(Stored entries)
--- Begin ---
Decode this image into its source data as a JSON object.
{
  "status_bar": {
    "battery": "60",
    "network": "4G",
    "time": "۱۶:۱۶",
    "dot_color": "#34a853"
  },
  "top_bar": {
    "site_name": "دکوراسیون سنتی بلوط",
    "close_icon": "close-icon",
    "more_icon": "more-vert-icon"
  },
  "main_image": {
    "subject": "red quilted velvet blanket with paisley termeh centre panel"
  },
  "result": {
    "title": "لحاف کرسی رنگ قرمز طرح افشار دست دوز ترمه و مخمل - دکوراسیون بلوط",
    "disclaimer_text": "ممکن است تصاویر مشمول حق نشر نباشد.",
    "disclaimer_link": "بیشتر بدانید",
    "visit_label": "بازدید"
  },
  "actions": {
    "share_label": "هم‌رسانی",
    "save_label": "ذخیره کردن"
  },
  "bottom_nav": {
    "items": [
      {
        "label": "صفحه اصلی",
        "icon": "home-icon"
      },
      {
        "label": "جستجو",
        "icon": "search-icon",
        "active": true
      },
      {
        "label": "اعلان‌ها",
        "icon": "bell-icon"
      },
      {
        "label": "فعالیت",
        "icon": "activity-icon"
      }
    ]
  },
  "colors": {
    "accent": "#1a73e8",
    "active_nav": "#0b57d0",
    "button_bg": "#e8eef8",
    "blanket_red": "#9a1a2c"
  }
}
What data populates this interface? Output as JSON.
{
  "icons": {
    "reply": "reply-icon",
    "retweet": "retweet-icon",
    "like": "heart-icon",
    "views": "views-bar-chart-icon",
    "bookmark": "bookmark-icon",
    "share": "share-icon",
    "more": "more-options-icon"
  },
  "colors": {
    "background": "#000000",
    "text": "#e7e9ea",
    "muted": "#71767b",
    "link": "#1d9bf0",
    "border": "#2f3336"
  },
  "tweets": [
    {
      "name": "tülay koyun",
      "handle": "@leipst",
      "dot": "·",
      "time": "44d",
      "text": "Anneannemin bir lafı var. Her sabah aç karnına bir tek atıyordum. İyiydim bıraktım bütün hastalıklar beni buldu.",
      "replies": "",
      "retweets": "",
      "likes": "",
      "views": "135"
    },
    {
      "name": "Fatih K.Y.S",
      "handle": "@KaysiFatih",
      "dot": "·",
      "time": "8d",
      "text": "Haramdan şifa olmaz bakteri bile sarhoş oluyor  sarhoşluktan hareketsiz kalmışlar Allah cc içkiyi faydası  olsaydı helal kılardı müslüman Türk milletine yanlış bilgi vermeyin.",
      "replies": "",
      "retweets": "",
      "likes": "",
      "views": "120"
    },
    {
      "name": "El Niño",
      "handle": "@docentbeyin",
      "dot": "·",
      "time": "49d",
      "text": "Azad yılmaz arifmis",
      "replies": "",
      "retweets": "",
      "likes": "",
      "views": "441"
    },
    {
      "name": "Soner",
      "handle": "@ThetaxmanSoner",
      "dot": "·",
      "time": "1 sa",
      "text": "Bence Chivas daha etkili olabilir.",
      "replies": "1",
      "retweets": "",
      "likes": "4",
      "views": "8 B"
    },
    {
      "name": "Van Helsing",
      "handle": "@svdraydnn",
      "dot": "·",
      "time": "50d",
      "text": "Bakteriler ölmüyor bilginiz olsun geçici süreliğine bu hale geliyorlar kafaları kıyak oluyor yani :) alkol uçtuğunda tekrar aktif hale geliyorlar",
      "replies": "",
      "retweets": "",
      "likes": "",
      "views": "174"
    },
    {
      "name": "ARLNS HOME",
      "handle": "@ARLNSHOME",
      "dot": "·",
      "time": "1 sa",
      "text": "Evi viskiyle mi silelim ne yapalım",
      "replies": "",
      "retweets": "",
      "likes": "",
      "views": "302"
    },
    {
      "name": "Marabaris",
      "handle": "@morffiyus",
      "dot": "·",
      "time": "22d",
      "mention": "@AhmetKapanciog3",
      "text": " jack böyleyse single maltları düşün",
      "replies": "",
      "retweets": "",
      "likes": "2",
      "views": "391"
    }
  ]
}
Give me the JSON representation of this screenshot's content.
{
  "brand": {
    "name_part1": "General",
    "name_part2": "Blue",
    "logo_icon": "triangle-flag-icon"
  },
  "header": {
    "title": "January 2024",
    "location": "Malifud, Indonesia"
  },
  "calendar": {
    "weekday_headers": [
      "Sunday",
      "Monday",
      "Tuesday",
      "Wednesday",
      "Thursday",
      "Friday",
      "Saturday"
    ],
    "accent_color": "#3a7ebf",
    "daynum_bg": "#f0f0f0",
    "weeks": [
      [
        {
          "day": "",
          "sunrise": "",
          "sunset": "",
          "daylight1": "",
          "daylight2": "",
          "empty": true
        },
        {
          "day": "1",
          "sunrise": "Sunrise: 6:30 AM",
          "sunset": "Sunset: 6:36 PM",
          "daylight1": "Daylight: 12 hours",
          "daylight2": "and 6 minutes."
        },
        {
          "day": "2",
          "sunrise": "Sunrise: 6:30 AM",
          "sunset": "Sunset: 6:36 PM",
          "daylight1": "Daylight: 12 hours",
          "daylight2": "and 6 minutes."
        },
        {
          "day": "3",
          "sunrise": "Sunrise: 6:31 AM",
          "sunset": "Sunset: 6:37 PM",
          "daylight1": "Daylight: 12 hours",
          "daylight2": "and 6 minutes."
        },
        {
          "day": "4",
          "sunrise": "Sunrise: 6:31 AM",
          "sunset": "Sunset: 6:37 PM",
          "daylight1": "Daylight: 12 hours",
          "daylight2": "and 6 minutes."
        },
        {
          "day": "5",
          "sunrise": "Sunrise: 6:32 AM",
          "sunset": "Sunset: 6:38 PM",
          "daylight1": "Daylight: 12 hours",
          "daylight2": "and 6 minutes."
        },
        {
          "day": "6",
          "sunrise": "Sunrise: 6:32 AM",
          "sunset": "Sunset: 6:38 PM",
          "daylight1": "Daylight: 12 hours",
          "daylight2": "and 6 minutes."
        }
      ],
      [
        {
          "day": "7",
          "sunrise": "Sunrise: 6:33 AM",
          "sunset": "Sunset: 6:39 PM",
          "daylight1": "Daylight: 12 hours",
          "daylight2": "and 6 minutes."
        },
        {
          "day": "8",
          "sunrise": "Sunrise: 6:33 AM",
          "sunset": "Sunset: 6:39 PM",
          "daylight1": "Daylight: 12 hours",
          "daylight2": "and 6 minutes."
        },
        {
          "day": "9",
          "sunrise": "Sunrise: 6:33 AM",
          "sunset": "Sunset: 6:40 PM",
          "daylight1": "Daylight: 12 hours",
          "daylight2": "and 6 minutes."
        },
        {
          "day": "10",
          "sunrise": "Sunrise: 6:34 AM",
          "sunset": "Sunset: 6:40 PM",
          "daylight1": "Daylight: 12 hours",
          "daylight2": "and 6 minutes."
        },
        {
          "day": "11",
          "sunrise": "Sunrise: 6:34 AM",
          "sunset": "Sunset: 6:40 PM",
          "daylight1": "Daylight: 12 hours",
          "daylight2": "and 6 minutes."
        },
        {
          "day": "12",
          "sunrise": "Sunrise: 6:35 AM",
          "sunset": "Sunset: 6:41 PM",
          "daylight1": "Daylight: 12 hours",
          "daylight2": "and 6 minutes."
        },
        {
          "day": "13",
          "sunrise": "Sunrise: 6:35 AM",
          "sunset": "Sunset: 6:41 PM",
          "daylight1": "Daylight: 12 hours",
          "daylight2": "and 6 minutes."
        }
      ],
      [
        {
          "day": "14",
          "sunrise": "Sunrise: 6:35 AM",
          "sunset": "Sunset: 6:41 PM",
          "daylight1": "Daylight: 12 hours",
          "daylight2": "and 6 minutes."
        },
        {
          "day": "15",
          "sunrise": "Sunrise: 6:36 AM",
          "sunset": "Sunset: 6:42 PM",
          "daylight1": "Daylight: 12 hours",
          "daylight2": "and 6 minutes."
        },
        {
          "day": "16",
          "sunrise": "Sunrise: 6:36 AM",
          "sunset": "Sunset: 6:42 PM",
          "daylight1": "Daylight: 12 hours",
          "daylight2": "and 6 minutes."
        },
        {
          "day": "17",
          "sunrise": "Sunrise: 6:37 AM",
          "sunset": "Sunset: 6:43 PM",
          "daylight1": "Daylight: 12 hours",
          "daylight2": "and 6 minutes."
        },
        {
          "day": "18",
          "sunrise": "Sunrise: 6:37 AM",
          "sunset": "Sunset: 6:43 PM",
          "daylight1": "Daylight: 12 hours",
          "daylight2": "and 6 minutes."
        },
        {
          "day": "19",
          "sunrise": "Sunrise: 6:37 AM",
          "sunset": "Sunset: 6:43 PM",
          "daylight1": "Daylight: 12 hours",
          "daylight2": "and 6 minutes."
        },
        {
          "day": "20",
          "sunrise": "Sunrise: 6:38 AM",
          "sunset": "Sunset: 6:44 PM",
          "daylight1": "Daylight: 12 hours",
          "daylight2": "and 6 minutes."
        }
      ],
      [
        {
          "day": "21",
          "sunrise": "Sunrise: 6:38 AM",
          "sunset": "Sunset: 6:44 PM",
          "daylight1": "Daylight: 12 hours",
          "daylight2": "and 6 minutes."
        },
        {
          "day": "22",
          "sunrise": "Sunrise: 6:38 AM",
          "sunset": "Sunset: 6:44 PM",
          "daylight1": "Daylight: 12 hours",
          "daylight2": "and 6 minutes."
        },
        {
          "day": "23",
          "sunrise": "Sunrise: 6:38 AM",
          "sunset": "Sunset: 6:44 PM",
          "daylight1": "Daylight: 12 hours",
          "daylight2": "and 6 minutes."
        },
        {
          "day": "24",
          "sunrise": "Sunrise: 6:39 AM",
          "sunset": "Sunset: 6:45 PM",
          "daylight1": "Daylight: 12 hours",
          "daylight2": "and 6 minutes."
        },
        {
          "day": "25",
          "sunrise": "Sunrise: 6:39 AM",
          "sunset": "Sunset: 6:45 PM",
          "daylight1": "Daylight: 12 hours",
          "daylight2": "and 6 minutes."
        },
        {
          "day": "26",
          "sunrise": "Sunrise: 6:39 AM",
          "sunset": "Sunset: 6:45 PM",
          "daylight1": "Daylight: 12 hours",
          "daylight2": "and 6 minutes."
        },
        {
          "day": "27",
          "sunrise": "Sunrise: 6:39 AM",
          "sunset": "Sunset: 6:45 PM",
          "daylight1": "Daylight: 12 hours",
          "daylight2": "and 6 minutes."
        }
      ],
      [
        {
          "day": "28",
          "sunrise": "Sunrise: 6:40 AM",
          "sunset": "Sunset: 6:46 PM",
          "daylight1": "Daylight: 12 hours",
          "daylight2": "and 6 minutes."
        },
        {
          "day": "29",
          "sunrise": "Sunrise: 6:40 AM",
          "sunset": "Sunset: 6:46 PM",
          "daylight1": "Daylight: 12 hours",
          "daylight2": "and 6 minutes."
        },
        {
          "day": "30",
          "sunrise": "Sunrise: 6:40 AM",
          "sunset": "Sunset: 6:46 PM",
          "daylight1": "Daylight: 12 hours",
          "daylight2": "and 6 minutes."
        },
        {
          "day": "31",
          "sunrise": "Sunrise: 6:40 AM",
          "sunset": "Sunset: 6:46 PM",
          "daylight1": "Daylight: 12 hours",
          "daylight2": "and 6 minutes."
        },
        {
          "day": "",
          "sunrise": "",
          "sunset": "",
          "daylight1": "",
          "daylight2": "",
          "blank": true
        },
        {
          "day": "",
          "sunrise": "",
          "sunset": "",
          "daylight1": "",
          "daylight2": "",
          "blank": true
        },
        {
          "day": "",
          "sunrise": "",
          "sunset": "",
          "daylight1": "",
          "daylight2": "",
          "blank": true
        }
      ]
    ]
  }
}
--- End ---
● Goal of the exercise:
Using the listing above, gather each line that holds the string "views" and copy it.

● Worked solution:
    "views": "views-bar-chart-icon",
      "views": "135"
      "views": "120"
      "views": "441"
      "views": "8 B"
      "views": "174"
      "views": "302"
      "views": "391"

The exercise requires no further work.